REQUIRED WORK:
Report, as a bare number, how many lines contain the string "this".

--- start of SUPPLIED MATERIAL ---

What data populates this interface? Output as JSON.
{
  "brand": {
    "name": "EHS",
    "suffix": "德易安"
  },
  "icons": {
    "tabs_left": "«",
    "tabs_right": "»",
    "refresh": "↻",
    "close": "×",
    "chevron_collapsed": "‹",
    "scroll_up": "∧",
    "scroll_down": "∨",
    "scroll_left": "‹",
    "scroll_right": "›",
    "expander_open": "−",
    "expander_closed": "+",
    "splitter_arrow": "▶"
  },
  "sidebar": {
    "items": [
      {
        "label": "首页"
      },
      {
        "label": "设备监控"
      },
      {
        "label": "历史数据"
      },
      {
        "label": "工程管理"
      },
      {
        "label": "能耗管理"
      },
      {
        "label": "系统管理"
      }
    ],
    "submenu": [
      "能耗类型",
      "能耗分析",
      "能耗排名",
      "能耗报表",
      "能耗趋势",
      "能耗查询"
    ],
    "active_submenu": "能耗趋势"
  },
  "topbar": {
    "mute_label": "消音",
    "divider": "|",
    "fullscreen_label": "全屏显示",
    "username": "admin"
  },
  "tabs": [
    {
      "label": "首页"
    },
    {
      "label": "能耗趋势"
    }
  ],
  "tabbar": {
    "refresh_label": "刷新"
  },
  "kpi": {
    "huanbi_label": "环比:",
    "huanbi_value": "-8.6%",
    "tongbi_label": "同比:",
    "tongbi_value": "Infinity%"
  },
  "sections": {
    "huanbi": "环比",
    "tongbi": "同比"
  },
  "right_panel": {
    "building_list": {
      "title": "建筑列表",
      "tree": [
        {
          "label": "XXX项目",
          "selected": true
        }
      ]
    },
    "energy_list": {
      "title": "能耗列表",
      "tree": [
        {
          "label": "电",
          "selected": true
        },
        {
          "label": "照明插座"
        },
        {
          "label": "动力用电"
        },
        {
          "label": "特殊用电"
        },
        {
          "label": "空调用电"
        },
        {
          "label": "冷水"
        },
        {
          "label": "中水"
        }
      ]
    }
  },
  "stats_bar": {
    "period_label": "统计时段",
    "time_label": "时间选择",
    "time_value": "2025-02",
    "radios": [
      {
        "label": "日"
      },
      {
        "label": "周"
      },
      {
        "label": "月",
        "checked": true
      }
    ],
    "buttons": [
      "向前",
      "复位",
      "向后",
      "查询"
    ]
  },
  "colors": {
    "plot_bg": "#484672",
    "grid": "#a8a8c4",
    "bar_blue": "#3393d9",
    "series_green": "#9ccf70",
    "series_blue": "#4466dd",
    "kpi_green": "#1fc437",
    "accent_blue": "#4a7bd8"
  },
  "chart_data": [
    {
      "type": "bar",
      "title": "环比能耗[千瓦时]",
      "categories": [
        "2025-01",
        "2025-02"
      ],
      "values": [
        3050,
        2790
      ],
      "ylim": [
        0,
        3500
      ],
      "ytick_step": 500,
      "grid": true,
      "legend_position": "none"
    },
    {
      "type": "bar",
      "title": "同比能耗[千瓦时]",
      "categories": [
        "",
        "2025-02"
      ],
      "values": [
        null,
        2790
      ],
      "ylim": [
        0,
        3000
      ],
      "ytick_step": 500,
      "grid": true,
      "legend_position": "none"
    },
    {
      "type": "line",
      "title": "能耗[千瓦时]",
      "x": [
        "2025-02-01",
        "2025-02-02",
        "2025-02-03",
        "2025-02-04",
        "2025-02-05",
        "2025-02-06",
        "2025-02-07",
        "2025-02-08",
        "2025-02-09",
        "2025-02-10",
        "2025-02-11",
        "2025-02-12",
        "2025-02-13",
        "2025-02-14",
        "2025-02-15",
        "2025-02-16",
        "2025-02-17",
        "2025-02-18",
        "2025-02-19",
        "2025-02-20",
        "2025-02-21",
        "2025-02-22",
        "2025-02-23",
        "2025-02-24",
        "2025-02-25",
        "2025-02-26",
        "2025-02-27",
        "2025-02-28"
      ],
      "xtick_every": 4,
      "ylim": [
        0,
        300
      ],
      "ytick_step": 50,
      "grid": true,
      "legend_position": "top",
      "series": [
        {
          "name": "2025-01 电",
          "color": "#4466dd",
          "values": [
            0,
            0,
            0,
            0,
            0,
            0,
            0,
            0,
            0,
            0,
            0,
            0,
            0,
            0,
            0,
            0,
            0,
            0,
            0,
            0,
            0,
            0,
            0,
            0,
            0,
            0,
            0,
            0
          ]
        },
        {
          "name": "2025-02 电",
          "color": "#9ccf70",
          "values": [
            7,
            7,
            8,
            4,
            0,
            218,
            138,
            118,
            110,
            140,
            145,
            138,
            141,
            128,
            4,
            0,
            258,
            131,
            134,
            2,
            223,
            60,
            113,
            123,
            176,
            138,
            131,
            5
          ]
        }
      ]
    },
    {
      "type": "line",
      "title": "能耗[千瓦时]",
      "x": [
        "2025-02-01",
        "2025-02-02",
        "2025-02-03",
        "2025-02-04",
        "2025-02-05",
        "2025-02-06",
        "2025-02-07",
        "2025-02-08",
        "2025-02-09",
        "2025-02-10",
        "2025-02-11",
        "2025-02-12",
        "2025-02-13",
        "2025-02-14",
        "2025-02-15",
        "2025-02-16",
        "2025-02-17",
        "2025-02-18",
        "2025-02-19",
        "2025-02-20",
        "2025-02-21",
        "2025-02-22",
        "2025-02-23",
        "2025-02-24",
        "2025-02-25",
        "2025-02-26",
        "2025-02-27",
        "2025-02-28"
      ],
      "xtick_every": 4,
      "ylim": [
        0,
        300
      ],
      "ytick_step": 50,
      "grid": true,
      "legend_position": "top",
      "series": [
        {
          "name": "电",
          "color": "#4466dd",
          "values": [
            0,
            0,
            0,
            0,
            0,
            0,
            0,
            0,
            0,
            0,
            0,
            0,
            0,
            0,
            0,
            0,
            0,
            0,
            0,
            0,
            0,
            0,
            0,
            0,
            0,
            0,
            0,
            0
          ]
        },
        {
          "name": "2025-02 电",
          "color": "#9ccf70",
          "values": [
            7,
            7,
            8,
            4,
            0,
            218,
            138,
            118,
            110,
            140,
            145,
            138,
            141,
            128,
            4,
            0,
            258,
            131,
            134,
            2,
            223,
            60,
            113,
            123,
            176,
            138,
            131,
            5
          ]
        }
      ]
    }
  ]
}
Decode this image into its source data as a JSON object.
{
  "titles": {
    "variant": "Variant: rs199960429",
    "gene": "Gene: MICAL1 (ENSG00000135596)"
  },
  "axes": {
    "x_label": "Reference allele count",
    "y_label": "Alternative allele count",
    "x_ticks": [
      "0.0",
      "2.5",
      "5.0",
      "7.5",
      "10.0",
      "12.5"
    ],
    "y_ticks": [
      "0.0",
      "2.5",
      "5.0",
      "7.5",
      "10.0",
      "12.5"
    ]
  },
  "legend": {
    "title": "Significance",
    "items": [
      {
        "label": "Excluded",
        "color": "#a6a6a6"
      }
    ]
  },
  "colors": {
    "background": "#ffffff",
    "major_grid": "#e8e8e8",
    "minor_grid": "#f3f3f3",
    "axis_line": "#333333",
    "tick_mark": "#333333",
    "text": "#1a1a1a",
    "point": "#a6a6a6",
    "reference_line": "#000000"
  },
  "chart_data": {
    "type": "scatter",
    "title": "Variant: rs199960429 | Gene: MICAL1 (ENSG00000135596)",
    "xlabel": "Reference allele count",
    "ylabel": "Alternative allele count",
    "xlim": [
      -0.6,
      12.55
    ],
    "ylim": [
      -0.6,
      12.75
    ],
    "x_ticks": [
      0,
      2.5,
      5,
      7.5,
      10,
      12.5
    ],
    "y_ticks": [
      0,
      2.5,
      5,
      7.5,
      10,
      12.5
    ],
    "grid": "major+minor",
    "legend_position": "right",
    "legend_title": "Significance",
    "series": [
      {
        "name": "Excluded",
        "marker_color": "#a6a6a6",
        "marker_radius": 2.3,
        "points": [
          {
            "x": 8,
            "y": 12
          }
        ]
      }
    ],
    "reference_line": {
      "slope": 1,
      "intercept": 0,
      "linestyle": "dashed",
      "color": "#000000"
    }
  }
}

--- end of SUPPLIED MATERIAL ---

OUTPUT OF THE EXERCISE:
2